WORK TO BE COMPLETED: Retype the rows below from the first line of the Records through the line containing "vp-bar (870, 154, 878, 156)", including both ends. Copy each line character for character.

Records
* BEGIN *

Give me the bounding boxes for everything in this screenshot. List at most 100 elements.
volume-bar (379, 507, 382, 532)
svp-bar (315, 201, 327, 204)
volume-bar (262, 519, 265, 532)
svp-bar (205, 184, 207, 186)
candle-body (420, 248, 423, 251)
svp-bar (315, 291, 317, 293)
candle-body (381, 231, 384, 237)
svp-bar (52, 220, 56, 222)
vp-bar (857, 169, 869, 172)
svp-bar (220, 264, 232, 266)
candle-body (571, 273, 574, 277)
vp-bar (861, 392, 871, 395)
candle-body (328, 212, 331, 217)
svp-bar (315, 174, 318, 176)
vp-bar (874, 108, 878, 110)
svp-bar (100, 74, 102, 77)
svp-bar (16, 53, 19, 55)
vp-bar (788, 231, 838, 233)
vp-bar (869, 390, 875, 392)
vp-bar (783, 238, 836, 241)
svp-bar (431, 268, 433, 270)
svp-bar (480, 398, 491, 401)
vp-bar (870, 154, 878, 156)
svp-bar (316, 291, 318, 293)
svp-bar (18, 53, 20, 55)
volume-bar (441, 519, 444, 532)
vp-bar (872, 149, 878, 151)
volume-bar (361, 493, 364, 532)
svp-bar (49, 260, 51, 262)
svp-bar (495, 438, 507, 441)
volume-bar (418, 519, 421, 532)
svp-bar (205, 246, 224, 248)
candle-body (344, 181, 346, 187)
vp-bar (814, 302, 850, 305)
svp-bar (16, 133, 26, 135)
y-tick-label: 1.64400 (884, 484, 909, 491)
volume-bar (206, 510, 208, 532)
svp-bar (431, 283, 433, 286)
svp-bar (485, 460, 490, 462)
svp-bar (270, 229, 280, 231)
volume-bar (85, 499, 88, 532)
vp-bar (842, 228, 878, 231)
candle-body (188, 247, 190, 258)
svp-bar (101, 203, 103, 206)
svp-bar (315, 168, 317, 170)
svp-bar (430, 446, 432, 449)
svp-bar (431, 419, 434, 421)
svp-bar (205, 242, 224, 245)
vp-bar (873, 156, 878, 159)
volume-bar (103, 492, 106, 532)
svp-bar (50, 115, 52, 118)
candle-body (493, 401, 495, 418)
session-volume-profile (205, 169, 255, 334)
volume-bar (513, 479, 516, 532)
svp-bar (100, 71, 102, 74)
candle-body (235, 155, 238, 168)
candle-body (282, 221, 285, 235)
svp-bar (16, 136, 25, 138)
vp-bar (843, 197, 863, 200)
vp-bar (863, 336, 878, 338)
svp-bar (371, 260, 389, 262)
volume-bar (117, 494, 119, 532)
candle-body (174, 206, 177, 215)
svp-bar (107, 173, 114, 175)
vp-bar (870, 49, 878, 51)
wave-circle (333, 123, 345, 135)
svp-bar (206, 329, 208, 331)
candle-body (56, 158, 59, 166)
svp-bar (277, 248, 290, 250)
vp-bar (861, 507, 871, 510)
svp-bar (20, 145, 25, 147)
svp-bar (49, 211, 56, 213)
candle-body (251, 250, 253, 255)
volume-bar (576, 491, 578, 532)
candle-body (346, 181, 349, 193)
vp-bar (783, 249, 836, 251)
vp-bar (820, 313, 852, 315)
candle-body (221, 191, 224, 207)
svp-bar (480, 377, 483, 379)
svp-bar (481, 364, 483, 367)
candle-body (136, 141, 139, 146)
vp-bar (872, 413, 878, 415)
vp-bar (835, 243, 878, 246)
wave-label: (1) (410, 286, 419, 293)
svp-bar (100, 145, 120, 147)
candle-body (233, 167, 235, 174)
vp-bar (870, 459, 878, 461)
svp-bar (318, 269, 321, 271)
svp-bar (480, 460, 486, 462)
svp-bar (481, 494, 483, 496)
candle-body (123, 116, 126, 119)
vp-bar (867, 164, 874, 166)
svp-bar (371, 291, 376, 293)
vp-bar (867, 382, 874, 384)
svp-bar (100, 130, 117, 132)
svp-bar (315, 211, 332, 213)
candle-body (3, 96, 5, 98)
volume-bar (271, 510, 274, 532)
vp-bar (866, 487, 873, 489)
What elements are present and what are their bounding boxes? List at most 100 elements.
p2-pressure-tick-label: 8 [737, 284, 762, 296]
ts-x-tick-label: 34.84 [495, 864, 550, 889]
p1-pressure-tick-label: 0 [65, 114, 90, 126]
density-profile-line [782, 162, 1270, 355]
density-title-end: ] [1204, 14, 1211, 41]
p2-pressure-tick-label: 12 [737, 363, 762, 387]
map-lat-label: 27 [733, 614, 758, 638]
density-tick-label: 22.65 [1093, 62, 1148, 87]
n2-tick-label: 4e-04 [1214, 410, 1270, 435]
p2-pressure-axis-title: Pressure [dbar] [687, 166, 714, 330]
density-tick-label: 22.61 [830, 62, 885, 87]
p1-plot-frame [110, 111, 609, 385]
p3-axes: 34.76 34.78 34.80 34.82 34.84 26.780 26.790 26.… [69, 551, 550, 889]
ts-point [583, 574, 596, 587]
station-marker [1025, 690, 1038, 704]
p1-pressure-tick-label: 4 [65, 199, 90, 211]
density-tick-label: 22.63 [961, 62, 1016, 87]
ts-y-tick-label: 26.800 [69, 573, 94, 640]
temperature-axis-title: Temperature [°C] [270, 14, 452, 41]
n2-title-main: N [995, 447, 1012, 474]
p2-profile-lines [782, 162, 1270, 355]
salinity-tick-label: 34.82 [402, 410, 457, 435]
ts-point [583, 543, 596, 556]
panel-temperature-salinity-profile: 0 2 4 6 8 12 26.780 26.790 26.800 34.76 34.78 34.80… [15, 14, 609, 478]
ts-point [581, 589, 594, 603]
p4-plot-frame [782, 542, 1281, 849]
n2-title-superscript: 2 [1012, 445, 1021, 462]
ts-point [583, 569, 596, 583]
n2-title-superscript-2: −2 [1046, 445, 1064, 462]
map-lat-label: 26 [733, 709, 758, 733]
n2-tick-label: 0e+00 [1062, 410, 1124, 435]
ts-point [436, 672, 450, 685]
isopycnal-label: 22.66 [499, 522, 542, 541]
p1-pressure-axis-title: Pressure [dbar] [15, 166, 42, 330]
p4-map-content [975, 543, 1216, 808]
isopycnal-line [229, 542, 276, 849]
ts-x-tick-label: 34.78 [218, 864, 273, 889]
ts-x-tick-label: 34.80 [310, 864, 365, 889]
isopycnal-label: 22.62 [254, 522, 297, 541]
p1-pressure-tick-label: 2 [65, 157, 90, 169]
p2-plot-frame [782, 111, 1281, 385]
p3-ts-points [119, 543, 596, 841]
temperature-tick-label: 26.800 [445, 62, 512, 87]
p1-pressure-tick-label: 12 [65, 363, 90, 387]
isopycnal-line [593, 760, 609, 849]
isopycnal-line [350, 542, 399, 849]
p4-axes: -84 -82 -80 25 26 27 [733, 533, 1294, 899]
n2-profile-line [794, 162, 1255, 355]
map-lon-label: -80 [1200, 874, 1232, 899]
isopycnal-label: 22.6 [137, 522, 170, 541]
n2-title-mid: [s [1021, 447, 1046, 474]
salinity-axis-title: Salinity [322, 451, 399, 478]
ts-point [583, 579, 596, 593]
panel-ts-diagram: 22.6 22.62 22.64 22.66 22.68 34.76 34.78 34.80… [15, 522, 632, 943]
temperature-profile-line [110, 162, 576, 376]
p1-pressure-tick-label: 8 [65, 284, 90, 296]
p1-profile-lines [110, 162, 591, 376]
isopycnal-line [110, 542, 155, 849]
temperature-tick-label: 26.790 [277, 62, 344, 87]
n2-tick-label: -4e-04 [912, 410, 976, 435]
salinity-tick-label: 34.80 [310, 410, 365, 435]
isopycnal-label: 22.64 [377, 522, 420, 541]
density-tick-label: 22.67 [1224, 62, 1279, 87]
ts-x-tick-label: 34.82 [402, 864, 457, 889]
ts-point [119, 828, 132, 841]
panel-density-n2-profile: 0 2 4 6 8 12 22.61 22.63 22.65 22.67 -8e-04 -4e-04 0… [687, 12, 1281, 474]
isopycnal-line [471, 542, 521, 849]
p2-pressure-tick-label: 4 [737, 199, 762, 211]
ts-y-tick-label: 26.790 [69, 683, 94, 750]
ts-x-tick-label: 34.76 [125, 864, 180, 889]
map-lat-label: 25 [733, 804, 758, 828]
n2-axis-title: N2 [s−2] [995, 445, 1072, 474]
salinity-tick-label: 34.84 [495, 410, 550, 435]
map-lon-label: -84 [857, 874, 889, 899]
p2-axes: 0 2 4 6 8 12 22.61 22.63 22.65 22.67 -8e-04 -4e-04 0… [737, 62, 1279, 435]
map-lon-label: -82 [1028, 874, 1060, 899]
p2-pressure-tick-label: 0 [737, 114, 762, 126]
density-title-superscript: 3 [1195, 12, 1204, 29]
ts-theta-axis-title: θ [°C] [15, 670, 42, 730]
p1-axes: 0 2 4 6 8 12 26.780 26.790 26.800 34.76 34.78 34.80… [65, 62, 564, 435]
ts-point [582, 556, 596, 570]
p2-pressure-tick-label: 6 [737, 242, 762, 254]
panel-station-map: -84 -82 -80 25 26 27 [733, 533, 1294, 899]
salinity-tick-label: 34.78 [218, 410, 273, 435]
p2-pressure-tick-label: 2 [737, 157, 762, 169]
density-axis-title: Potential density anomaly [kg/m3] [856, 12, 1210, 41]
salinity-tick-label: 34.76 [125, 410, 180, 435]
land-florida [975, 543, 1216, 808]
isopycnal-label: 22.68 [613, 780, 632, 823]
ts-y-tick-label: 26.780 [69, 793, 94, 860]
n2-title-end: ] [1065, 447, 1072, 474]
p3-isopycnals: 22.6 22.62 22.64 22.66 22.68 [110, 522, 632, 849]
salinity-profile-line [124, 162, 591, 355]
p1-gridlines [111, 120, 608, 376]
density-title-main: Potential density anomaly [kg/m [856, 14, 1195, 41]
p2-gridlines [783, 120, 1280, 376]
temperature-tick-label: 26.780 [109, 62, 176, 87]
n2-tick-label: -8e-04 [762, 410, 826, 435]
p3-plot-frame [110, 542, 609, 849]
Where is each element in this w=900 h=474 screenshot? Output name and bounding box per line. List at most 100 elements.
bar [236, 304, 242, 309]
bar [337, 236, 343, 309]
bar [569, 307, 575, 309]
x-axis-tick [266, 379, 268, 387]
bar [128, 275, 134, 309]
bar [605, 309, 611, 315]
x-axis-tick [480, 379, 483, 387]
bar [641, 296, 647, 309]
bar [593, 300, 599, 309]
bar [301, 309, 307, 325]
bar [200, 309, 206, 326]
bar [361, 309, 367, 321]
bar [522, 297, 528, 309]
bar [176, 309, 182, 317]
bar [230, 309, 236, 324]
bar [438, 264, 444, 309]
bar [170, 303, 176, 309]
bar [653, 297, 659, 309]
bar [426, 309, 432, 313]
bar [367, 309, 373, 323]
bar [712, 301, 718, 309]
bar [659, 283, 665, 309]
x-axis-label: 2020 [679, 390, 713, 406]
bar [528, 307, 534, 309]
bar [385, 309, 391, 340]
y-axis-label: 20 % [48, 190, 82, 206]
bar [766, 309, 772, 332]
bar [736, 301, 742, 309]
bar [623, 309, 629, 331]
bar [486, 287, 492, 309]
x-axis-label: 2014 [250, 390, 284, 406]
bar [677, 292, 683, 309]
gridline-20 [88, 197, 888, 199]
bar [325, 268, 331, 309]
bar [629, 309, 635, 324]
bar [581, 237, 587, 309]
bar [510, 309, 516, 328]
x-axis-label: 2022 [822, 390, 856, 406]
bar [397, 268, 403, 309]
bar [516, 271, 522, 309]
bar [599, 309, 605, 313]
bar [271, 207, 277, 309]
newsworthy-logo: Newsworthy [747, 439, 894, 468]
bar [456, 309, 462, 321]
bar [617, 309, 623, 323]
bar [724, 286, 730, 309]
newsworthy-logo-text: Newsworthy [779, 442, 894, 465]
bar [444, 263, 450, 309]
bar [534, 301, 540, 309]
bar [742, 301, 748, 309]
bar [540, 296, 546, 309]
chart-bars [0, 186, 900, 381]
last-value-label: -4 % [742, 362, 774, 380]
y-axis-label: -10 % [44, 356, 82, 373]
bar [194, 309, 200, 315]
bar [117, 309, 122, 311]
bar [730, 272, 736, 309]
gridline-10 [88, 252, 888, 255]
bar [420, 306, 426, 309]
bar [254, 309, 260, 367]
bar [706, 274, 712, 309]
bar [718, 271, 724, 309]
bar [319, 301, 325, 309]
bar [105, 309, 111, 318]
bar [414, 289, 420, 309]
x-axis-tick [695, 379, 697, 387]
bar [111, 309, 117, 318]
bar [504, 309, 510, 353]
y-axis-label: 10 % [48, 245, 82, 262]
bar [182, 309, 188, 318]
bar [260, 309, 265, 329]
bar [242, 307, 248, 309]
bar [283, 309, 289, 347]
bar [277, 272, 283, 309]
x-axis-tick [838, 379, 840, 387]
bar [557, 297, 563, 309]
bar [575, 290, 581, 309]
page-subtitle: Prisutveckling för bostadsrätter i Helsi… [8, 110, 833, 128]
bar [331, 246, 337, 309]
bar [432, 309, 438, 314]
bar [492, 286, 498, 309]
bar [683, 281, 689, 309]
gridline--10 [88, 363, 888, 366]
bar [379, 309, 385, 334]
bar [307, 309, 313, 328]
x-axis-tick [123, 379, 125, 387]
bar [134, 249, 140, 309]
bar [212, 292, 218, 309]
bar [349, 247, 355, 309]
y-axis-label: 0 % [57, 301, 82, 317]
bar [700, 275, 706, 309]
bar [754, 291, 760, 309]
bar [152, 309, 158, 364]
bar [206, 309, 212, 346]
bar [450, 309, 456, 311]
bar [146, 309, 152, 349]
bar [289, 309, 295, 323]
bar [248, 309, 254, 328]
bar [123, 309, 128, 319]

* END *

WRITTEN SOLUTION:
Give me the bounding boxes for everything in this screenshot. List at most 100 elements.
volume-bar (379, 507, 382, 532)
svp-bar (315, 201, 327, 204)
volume-bar (262, 519, 265, 532)
svp-bar (205, 184, 207, 186)
candle-body (420, 248, 423, 251)
svp-bar (315, 291, 317, 293)
candle-body (381, 231, 384, 237)
svp-bar (52, 220, 56, 222)
vp-bar (857, 169, 869, 172)
svp-bar (220, 264, 232, 266)
candle-body (571, 273, 574, 277)
vp-bar (861, 392, 871, 395)
candle-body (328, 212, 331, 217)
svp-bar (315, 174, 318, 176)
vp-bar (874, 108, 878, 110)
svp-bar (100, 74, 102, 77)
svp-bar (16, 53, 19, 55)
vp-bar (788, 231, 838, 233)
vp-bar (869, 390, 875, 392)
vp-bar (783, 238, 836, 241)
svp-bar (431, 268, 433, 270)
svp-bar (480, 398, 491, 401)
vp-bar (870, 154, 878, 156)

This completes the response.